* Exercices
**a)** Recopie en entier le texte fourni, mot pour mot.
**b)** Mets à jour les lignes des entrées situées entre celle qui contient « List each element » et celle qui contient « legend-level-label: 3.1066x10-07 — », toutes deux comprises, en remplaçant « field-blob » par « field-region ». Ne change rien d'autre et ne rends que ces lignes.

* Texte fourni
----
En imagerie cérébrale, la douleur physique se manifeste comme la douleur mentale et, généralement, nous évitons de nous blesser pour ne pas avoir mal. Pour rester avec le groupe, pour garder nos amis et pour éviter la douleur sociale, nous changeons nos points de vue afin d’éviter un éventuel conflit.

Pourtant, dans un monde complexe, les choses ne sont jamais simples, et c’est le débat d’idées qui nous permet de progresser. Alors, il faut considérer le conflit à naître non pas comme un risque pour nos relations, mais comme un échafaudage pour bâtir une nouvelle relation (ou pour en approfondir une). En d’autres mots, la zone de désaccord représente une occasion d’explorer de nouvelles idées.

Avoir ou ne pas avoir raison

On aime et l'on a besoin d’avoir raison. Or, pour assouvir ce besoin, on est prêt à s’inventer le fait d’avoir raison ou à nier qu’on puisse avoir tort. « La certitude, avance Jennifer Garvey Berger, est une émotion et non le résultat d’un processus rationnel. C’est comme se dire qu’on est très bon; cela n’a rien à voir avec le fait d’avoir raison ou non. »

Pour illustrer son propos, prenons l’exemple de Marc, qui développe un programme d’intégration des travailleurs immigrants dans son entreprise. Il en discute avec son supérieur et avec ses collègues, peaufine son programme et le présente en réunion. Autour de la table, tout le monde connaît le dossier et est prêt à donner son aval. Tout le monde sauf Hélène, qui n’a pas participé aux échanges préparatoires et qui émet une objection complètement passée sous le radar.
----
[Entrées du jeu de données]
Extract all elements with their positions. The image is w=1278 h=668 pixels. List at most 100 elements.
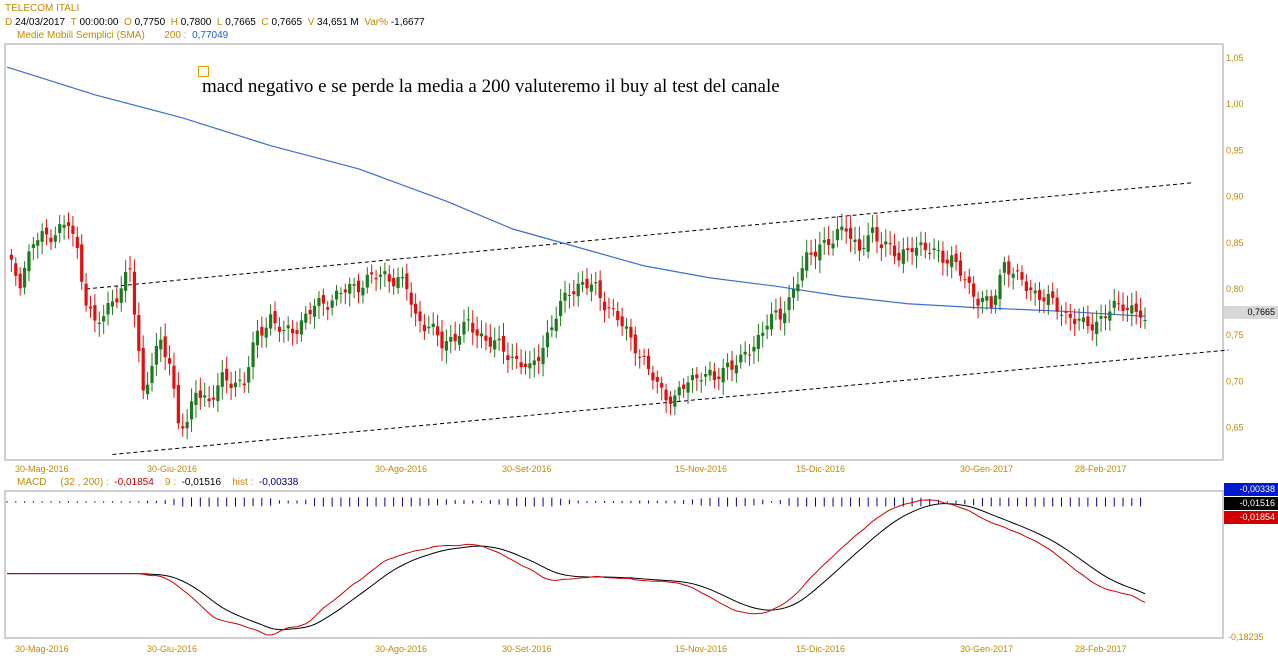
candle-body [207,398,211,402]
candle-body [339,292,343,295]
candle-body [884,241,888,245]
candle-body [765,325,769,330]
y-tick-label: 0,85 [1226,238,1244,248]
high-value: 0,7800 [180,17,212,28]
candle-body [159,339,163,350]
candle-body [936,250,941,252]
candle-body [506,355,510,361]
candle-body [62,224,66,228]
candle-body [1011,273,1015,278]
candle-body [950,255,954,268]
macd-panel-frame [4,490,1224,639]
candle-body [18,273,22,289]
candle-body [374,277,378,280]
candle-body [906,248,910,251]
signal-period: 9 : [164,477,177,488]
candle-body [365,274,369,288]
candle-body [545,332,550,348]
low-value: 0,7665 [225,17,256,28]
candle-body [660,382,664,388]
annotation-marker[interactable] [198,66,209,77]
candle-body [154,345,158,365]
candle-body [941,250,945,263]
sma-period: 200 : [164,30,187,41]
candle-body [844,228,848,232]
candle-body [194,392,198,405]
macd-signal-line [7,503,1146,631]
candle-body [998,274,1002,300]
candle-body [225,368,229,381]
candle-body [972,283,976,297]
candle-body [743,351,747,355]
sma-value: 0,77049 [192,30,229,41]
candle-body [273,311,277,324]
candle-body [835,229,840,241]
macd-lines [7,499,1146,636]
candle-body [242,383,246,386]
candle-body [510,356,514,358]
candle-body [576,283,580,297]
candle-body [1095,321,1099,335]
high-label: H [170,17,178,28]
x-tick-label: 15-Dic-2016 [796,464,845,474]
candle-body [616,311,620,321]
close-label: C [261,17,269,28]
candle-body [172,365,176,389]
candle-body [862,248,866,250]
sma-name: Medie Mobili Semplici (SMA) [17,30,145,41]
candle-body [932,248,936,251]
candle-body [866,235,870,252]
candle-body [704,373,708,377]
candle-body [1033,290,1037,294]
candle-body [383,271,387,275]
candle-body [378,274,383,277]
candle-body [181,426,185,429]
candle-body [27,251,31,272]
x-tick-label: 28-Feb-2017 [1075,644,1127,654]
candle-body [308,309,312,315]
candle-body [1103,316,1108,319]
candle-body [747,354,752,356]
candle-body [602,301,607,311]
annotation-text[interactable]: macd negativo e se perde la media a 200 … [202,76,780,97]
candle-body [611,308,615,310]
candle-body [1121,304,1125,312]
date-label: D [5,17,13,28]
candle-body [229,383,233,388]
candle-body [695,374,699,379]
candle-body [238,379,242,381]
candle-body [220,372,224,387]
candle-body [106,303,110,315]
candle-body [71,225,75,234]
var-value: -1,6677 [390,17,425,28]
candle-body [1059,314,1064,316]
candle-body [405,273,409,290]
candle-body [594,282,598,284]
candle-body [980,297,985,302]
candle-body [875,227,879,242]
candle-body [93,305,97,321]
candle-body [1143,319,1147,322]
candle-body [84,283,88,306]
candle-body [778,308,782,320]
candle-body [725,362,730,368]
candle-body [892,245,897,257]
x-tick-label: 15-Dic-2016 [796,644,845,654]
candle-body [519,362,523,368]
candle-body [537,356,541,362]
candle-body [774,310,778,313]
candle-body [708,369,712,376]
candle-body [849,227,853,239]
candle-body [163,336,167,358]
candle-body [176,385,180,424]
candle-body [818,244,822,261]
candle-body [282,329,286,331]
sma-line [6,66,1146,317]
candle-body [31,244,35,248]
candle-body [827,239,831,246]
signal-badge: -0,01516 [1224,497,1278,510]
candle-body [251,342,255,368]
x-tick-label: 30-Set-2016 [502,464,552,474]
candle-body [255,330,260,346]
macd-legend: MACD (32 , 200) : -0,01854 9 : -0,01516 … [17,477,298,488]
----
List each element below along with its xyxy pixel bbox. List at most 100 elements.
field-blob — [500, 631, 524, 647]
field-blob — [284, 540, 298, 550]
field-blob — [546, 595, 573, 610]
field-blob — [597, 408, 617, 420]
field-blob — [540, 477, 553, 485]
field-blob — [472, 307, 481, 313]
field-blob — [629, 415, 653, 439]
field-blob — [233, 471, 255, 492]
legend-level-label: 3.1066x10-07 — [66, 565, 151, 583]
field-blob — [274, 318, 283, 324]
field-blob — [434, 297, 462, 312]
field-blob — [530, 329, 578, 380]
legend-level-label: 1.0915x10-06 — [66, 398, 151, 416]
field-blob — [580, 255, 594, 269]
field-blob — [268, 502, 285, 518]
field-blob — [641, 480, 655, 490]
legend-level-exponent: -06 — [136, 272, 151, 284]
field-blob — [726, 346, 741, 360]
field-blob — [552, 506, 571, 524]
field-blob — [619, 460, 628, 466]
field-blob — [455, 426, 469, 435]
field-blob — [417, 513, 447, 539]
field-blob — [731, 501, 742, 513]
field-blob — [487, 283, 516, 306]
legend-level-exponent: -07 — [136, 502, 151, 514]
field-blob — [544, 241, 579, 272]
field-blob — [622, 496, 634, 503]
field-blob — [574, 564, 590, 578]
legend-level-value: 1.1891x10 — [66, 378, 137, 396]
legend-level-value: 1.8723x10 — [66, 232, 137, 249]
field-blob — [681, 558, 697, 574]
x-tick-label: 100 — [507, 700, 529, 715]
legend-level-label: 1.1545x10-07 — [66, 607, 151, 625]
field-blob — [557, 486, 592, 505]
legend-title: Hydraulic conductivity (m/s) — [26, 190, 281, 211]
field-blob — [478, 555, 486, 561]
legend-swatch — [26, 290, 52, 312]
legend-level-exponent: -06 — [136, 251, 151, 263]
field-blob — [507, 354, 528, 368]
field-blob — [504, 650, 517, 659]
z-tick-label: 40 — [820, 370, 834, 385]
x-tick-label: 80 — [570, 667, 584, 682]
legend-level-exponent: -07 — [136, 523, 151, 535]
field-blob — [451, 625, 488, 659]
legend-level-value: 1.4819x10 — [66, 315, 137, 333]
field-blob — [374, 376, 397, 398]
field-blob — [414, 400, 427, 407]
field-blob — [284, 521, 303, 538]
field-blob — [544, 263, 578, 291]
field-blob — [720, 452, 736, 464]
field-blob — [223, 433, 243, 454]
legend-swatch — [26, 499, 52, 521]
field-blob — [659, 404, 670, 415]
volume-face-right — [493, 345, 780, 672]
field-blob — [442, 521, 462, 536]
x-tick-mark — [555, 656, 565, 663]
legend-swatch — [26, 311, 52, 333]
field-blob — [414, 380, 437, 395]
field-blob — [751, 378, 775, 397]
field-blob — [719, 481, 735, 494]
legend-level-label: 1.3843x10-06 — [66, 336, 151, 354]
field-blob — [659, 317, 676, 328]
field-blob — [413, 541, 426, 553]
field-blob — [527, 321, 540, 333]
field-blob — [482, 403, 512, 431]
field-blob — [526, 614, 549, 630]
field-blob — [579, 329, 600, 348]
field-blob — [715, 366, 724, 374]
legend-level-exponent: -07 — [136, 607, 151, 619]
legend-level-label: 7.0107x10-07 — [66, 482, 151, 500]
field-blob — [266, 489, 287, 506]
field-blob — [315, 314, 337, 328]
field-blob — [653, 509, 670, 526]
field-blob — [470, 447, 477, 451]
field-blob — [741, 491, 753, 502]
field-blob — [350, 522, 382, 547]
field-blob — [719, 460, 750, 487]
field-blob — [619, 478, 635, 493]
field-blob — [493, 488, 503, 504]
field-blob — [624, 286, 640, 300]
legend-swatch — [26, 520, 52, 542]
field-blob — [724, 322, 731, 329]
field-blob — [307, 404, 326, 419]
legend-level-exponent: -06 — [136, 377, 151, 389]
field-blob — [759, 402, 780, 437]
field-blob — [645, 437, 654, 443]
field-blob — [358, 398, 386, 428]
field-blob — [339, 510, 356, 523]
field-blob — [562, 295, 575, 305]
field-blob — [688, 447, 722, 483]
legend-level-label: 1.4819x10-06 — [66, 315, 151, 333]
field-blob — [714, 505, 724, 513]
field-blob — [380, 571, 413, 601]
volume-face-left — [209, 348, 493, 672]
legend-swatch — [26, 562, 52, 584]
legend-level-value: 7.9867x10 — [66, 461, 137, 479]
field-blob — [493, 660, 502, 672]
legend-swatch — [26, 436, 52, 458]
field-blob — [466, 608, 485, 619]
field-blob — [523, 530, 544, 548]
----
* Réponses par exercice
**a)**
En imagerie cérébrale, la douleur physique se manifeste comme la douleur mentale et, généralement, nous évitons de nous blesser pour ne pas avoir mal. Pour rester avec le groupe, pour garder nos amis et pour éviter la douleur sociale, nous changeons nos points de vue afin d’éviter un éventuel conflit.

Pourtant, dans un monde complexe, les choses ne sont jamais simples, et c’est le débat d’idées qui nous permet de progresser. Alors, il faut considérer le conflit à naître non pas comme un risque pour nos relations, mais comme un échafaudage pour bâtir une nouvelle relation (ou pour en approfondir une). En d’autres mots, la zone de désaccord représente une occasion d’explorer de nouvelles idées.

Avoir ou ne pas avoir raison

On aime et l'on a besoin d’avoir raison. Or, pour assouvir ce besoin, on est prêt à s’inventer le fait d’avoir raison ou à nier qu’on puisse avoir tort. « La certitude, avance Jennifer Garvey Berger, est une émotion et non le résultat d’un processus rationnel. C’est comme se dire qu’on est très bon; cela n’a rien à voir avec le fait d’avoir raison ou non. »

Pour illustrer son propos, prenons l’exemple de Marc, qui développe un programme d’intégration des travailleurs immigrants dans son entreprise. Il en discute avec son supérieur et avec ses collègues, peaufine son programme et le présente en réunion. Autour de la table, tout le monde connaît le dossier et est prêt à donner son aval. Tout le monde sauf Hélène, qui n’a pas participé aux échanges préparatoires et qui émet une objection complètement passée sous le radar.

**b)**
List each element below along with its xyxy pixel bbox. List at most 100 elements.
field-region — [500, 631, 524, 647]
field-region — [284, 540, 298, 550]
field-region — [546, 595, 573, 610]
field-region — [597, 408, 617, 420]
field-region — [540, 477, 553, 485]
field-region — [472, 307, 481, 313]
field-region — [629, 415, 653, 439]
field-region — [233, 471, 255, 492]
legend-level-label: 3.1066x10-07 — [66, 565, 151, 583]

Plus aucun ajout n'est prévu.